- [Required work]
Write out the entries again exactly as they are given.

- [Listing]
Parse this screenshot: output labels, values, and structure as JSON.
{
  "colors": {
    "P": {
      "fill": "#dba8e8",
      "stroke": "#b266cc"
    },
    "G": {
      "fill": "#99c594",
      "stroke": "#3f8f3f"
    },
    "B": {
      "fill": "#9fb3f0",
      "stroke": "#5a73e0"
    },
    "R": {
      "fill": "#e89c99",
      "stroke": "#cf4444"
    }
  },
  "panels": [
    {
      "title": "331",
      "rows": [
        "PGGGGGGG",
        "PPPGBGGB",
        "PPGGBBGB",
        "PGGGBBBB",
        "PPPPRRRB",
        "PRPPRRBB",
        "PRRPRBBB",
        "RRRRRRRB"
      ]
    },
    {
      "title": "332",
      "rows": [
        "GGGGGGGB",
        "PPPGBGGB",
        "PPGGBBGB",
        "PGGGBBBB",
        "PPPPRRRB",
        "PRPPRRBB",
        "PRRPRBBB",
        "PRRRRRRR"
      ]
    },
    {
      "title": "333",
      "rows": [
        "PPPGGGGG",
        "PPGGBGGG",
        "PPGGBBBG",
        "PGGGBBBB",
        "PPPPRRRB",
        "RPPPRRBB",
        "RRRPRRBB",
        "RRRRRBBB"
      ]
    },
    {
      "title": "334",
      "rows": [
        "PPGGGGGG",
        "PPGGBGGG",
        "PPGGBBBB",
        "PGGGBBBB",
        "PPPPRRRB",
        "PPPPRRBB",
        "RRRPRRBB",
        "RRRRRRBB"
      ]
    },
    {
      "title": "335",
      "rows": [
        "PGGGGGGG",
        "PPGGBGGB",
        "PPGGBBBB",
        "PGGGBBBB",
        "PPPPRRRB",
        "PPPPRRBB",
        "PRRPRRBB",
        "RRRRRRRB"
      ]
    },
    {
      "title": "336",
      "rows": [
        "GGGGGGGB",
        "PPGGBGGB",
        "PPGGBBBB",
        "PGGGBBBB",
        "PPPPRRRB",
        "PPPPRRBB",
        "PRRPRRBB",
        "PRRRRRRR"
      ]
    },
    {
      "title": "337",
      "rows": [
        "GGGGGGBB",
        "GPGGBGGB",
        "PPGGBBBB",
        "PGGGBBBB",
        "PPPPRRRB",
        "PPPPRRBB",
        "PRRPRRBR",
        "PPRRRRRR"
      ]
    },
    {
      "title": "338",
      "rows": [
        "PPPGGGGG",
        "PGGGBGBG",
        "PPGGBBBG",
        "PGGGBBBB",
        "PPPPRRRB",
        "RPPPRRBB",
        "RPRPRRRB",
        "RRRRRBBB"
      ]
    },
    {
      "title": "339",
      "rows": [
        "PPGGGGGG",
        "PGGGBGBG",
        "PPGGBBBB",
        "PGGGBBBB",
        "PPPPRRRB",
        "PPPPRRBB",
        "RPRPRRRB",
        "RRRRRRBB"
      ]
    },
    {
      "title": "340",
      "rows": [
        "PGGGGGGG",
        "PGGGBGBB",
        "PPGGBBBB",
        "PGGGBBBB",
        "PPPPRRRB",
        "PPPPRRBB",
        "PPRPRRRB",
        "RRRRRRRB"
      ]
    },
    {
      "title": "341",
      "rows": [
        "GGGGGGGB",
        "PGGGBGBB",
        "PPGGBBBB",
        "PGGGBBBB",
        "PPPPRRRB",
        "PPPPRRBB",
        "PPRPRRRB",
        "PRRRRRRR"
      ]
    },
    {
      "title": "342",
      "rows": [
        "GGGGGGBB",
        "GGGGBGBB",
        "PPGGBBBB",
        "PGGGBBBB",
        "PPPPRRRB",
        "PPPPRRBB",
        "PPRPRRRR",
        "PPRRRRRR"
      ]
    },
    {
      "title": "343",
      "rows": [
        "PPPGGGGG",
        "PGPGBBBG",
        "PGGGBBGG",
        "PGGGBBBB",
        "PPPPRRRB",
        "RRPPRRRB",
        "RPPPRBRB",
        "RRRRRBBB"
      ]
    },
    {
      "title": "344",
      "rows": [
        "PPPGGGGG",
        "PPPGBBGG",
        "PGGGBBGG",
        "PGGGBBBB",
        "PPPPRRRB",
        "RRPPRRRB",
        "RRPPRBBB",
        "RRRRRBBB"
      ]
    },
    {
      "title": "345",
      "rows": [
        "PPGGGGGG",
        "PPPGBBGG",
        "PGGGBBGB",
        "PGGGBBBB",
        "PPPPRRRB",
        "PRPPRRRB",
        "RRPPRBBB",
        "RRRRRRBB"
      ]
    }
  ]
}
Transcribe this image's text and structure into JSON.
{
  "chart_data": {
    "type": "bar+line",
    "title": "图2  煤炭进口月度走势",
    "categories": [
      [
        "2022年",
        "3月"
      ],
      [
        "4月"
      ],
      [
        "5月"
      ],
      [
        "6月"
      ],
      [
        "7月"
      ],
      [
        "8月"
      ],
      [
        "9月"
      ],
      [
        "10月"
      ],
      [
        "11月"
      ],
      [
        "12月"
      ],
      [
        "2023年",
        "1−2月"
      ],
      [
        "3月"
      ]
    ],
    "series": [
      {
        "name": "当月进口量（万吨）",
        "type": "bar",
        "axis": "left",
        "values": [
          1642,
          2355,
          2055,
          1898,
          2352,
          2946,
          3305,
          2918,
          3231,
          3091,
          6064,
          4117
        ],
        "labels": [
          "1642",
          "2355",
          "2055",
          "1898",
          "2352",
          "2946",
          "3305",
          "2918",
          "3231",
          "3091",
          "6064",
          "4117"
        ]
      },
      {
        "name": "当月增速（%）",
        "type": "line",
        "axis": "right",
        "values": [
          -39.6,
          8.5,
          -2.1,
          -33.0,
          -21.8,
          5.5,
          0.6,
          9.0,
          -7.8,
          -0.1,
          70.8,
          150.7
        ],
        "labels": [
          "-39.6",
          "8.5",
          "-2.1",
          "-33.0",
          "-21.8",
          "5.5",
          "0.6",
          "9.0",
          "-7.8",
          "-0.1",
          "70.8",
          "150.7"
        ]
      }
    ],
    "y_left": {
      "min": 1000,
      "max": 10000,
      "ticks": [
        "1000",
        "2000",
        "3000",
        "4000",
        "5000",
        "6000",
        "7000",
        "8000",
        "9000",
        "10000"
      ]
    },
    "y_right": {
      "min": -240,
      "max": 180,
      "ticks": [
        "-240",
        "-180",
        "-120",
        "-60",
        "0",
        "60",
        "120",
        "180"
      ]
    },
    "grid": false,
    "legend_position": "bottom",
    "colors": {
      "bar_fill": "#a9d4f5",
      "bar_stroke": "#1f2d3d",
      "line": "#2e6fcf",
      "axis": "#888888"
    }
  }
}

- [Response to the exercise]
Parse this screenshot: output labels, values, and structure as JSON.
{
  "colors": {
    "P": {
      "fill": "#dba8e8",
      "stroke": "#b266cc"
    },
    "G": {
      "fill": "#99c594",
      "stroke": "#3f8f3f"
    },
    "B": {
      "fill": "#9fb3f0",
      "stroke": "#5a73e0"
    },
    "R": {
      "fill": "#e89c99",
      "stroke": "#cf4444"
    }
  },
  "panels": [
    {
      "title": "331",
      "rows": [
        "PGGGGGGG",
        "PPPGBGGB",
        "PPGGBBGB",
        "PGGGBBBB",
        "PPPPRRRB",
        "PRPPRRBB",
        "PRRPRBBB",
        "RRRRRRRB"
      ]
    },
    {
      "title": "332",
      "rows": [
        "GGGGGGGB",
        "PPPGBGGB",
        "PPGGBBGB",
        "PGGGBBBB",
        "PPPPRRRB",
        "PRPPRRBB",
        "PRRPRBBB",
        "PRRRRRRR"
      ]
    },
    {
      "title": "333",
      "rows": [
        "PPPGGGGG",
        "PPGGBGGG",
        "PPGGBBBG",
        "PGGGBBBB",
        "PPPPRRRB",
        "RPPPRRBB",
        "RRRPRRBB",
        "RRRRRBBB"
      ]
    },
    {
      "title": "334",
      "rows": [
        "PPGGGGGG",
        "PPGGBGGG",
        "PPGGBBBB",
        "PGGGBBBB",
        "PPPPRRRB",
        "PPPPRRBB",
        "RRRPRRBB",
        "RRRRRRBB"
      ]
    },
    {
      "title": "335",
      "rows": [
        "PGGGGGGG",
        "PPGGBGGB",
        "PPGGBBBB",
        "PGGGBBBB",
        "PPPPRRRB",
        "PPPPRRBB",
        "PRRPRRBB",
        "RRRRRRRB"
      ]
    },
    {
      "title": "336",
      "rows": [
        "GGGGGGGB",
        "PPGGBGGB",
        "PPGGBBBB",
        "PGGGBBBB",
        "PPPPRRRB",
        "PPPPRRBB",
        "PRRPRRBB",
        "PRRRRRRR"
      ]
    },
    {
      "title": "337",
      "rows": [
        "GGGGGGBB",
        "GPGGBGGB",
        "PPGGBBBB",
        "PGGGBBBB",
        "PPPPRRRB",
        "PPPPRRBB",
        "PRRPRRBR",
        "PPRRRRRR"
      ]
    },
    {
      "title": "338",
      "rows": [
        "PPPGGGGG",
        "PGGGBGBG",
        "PPGGBBBG",
        "PGGGBBBB",
        "PPPPRRRB",
        "RPPPRRBB",
        "RPRPRRRB",
        "RRRRRBBB"
      ]
    },
    {
      "title": "339",
      "rows": [
        "PPGGGGGG",
        "PGGGBGBG",
        "PPGGBBBB",
        "PGGGBBBB",
        "PPPPRRRB",
        "PPPPRRBB",
        "RPRPRRRB",
        "RRRRRRBB"
      ]
    },
    {
      "title": "340",
      "rows": [
        "PGGGGGGG",
        "PGGGBGBB",
        "PPGGBBBB",
        "PGGGBBBB",
        "PPPPRRRB",
        "PPPPRRBB",
        "PPRPRRRB",
        "RRRRRRRB"
      ]
    },
    {
      "title": "341",
      "rows": [
        "GGGGGGGB",
        "PGGGBGBB",
        "PPGGBBBB",
        "PGGGBBBB",
        "PPPPRRRB",
        "PPPPRRBB",
        "PPRPRRRB",
        "PRRRRRRR"
      ]
    },
    {
      "title": "342",
      "rows": [
        "GGGGGGBB",
        "GGGGBGBB",
        "PPGGBBBB",
        "PGGGBBBB",
        "PPPPRRRB",
        "PPPPRRBB",
        "PPRPRRRR",
        "PPRRRRRR"
      ]
    },
    {
      "title": "343",
      "rows": [
        "PPPGGGGG",
        "PGPGBBBG",
        "PGGGBBGG",
        "PGGGBBBB",
        "PPPPRRRB",
        "RRPPRRRB",
        "RPPPRBRB",
        "RRRRRBBB"
      ]
    },
    {
      "title": "344",
      "rows": [
        "PPPGGGGG",
        "PPPGBBGG",
        "PGGGBBGG",
        "PGGGBBBB",
        "PPPPRRRB",
        "RRPPRRRB",
        "RRPPRBBB",
        "RRRRRBBB"
      ]
    },
    {
      "title": "345",
      "rows": [
        "PPGGGGGG",
        "PPPGBBGG",
        "PGGGBBGB",
        "PGGGBBBB",
        "PPPPRRRB",
        "PRPPRRRB",
        "RRPPRBBB",
        "RRRRRRBB"
      ]
    }
  ]
}
Transcribe this image's text and structure into JSON.
{
  "chart_data": {
    "type": "bar+line",
    "title": "图2  煤炭进口月度走势",
    "categories": [
      [
        "2022年",
        "3月"
      ],
      [
        "4月"
      ],
      [
        "5月"
      ],
      [
        "6月"
      ],
      [
        "7月"
      ],
      [
        "8月"
      ],
      [
        "9月"
      ],
      [
        "10月"
      ],
      [
        "11月"
      ],
      [
        "12月"
      ],
      [
        "2023年",
        "1−2月"
      ],
      [
        "3月"
      ]
    ],
    "series": [
      {
        "name": "当月进口量（万吨）",
        "type": "bar",
        "axis": "left",
        "values": [
          1642,
          2355,
          2055,
          1898,
          2352,
          2946,
          3305,
          2918,
          3231,
          3091,
          6064,
          4117
        ],
        "labels": [
          "1642",
          "2355",
          "2055",
          "1898",
          "2352",
          "2946",
          "3305",
          "2918",
          "3231",
          "3091",
          "6064",
          "4117"
        ]
      },
      {
        "name": "当月增速（%）",
        "type": "line",
        "axis": "right",
        "values": [
          -39.6,
          8.5,
          -2.1,
          -33.0,
          -21.8,
          5.5,
          0.6,
          9.0,
          -7.8,
          -0.1,
          70.8,
          150.7
        ],
        "labels": [
          "-39.6",
          "8.5",
          "-2.1",
          "-33.0",
          "-21.8",
          "5.5",
          "0.6",
          "9.0",
          "-7.8",
          "-0.1",
          "70.8",
          "150.7"
        ]
      }
    ],
    "y_left": {
      "min": 1000,
      "max": 10000,
      "ticks": [
        "1000",
        "2000",
        "3000",
        "4000",
        "5000",
        "6000",
        "7000",
        "8000",
        "9000",
        "10000"
      ]
    },
    "y_right": {
      "min": -240,
      "max": 180,
      "ticks": [
        "-240",
        "-180",
        "-120",
        "-60",
        "0",
        "60",
        "120",
        "180"
      ]
    },
    "grid": false,
    "legend_position": "bottom",
    "colors": {
      "bar_fill": "#a9d4f5",
      "bar_stroke": "#1f2d3d",
      "line": "#2e6fcf",
      "axis": "#888888"
    }
  }
}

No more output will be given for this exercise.